Directions> Search the listing below for the string "SPEV" and copy every line where it occurs.

Data entries
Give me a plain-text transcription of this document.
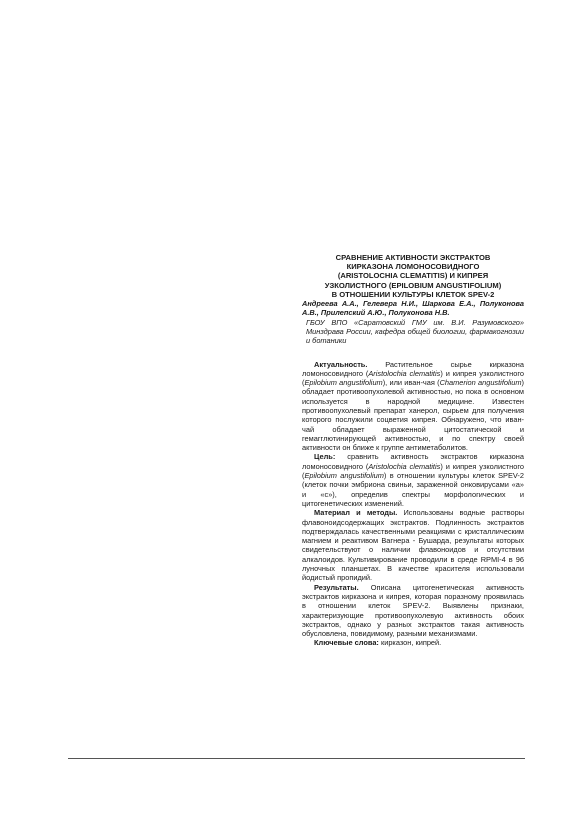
СРАВНЕНИЕ АКТИВНОСТИ ЭКСТРАКТОВ
КИРКАЗОНА ЛОМОНОСОВИДНОГО
(ARISTOLOCHIA CLEMATITIS) И КИПРЕЯ
УЗКОЛИСТНОГО (EPILOBIUM ANGUSTIFOLIUM)
В ОТНОШЕНИИ КУЛЬТУРЫ КЛЕТОК SPEV-2

Андреева А.А., Гелевера Н.И., Шаркова Е.А., Полуконова А.В., Прилепский А.Ю., Полуконова Н.В.

ГБОУ ВПО «Саратовский ГМУ им. В.И. Разумовского» Минздрава России, кафедра общей биологии, фармакогнозии и ботаники

Актуальность. Растительное сырье кирказона ломоносовидного (Aristolochia clematitis) и кипрея узколистного (Epilobium angustifolium), или иван-чая (Chamerion angustifolium) обладает противоопухолевой активностью, но пока в основном используется в народной медицине. Известен противоопухолевый препарат ханерол, сырьем для получения которого послужили соцветия кипрея. Обнаружено, что иван-чай обладает выраженной цитостатической и гемагглютинирующей активностью, и по спектру своей активности он ближе к группе антиметаболитов.

Цель: сравнить активность экстрактов кирказона ломоносовидного (Aristolochia clematitis) и кипрея узколистного (Epilobium angustifolium) в отношении культуры клеток SPEV-2 (клеток почки эмбриона свиньи, зараженной онковирусами «а» и «с»), определив спектры морфологических и цитогенетических изменений.

Материал и методы. Использованы водные растворы флавоноидсодержащих экстрактов. Подлинность экстрактов подтверждалась качественными реакциями с кристаллическим магнием и реактивом Вагнера - Бушарда, результаты которых свидетельствуют о наличии флавоноидов и отсутствии алкалоидов. Культивирование проводили в среде RPMI-4 в 96 луночных планшетах. В качестве красителя использовали йодистый пропидий.

Результаты. Описана цитогенетическая активность экстрактов кирказона и кипрея, которая поразному проявилась в отношении клеток SPEV-2. Выявлены признаки, характеризующие противоопухолевую активность обоих экстрактов, однако у разных экстрактов такая активность обусловлена, повидимому, разными механизмами.

Ключевые слова: кирказон, кипрей.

Finished exercise>
В ОТНОШЕНИИ КУЛЬТУРЫ КЛЕТОК SPEV-2
Цель: сравнить активность экстрактов кирказона ломоносовидного (Aristolochia clematitis) и кипрея узколистного (Epilobium angustifolium) в отношении культуры клеток SPEV-2 (клеток почки эмбриона свиньи, зараженной онковирусами «а» и «с»), определив спектры морфологических и цитогенетических изменений.
Результаты. Описана цитогенетическая активность экстрактов кирказона и кипрея, которая поразному проявилась в отношении клеток SPEV-2. Выявлены признаки, характеризующие противоопухолевую активность обоих экстрактов, однако у разных экстрактов такая активность обусловлена, повидимому, разными механизмами.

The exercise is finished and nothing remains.